§ WHAT YOU ARE ASKED TO DO
For the records below, give the count of lines holding the word "Undertakings" and nothing more.

********************

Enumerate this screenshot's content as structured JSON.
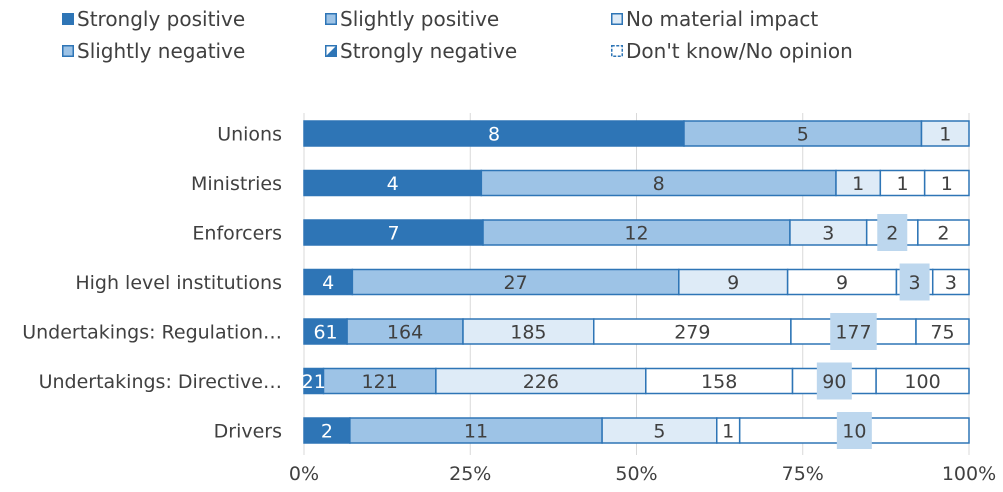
{
  "chart_data": {
    "type": "bar",
    "orientation": "horizontal",
    "stacked": "percent",
    "title": "",
    "xlabel": "",
    "ylabel": "",
    "xlim": [
      0,
      100
    ],
    "x_ticks": [
      "0%",
      "25%",
      "50%",
      "75%",
      "100%"
    ],
    "grid": "vertical",
    "legend_position": "top",
    "categories": [
      "Unions",
      "Ministries",
      "Enforcers",
      "High level institutions",
      "Undertakings: Regulation…",
      "Undertakings: Directive…",
      "Drivers"
    ],
    "series": [
      {
        "name": "Strongly positive",
        "color": "#2e75b6",
        "values": [
          8,
          4,
          7,
          4,
          61,
          21,
          2
        ]
      },
      {
        "name": "Slightly positive",
        "color": "#9dc3e6",
        "values": [
          5,
          8,
          12,
          27,
          164,
          121,
          11
        ]
      },
      {
        "name": "No material impact",
        "color": "#deebf7",
        "values": [
          1,
          1,
          3,
          9,
          185,
          226,
          5
        ]
      },
      {
        "name": "Slightly negative",
        "color": "#ffffff",
        "values": [
          0,
          1,
          0,
          9,
          279,
          158,
          1
        ]
      },
      {
        "name": "Strongly negative",
        "color": "#ffffff",
        "values": [
          0,
          0,
          2,
          3,
          177,
          90,
          10
        ]
      },
      {
        "name": "Don't know/No opinion",
        "color": "#ffffff",
        "values": [
          0,
          1,
          2,
          3,
          75,
          100,
          0
        ]
      }
    ],
    "label_box_color": "#bdd7ee",
    "outline_color": "#2e75b6",
    "legend_swatch_styles": [
      "solid",
      "light-border",
      "lighter-border",
      "light-border",
      "half",
      "dashed"
    ]
  }
}
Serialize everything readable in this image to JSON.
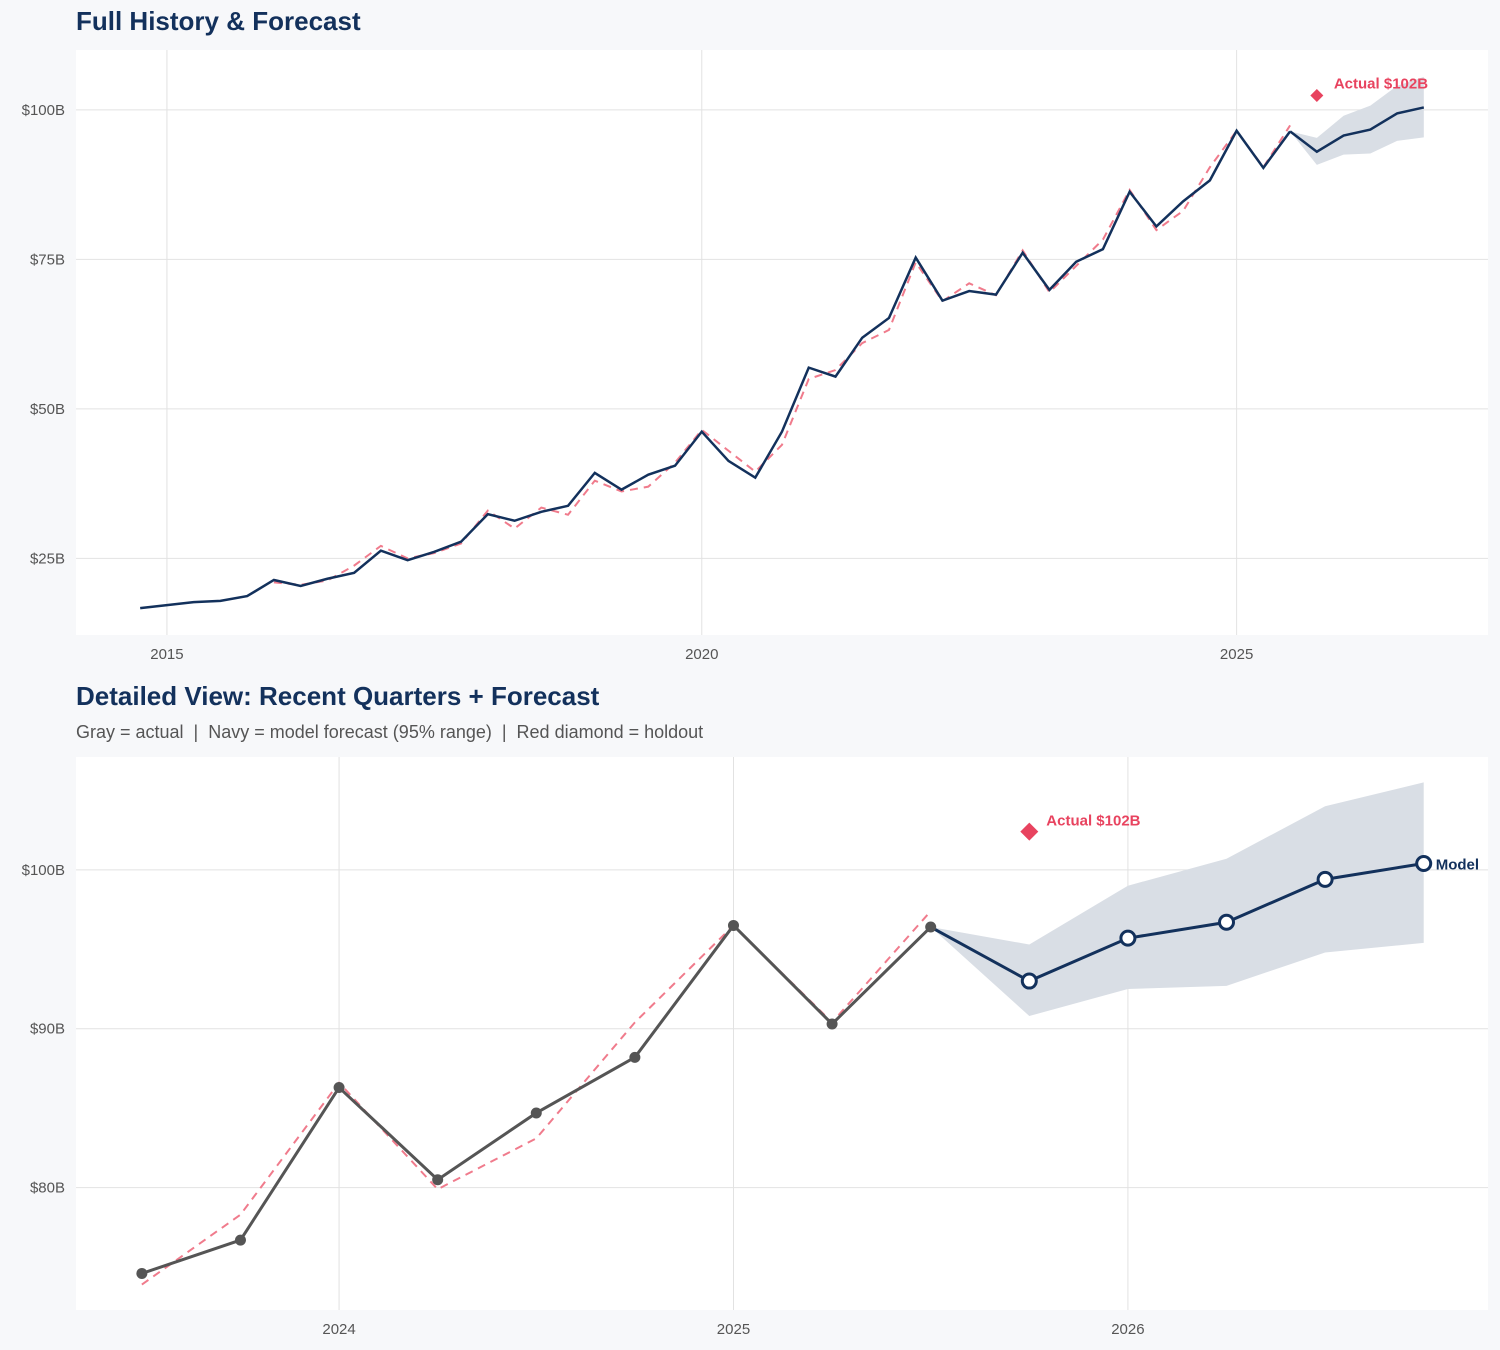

********************

§ FULL OUTPUT
2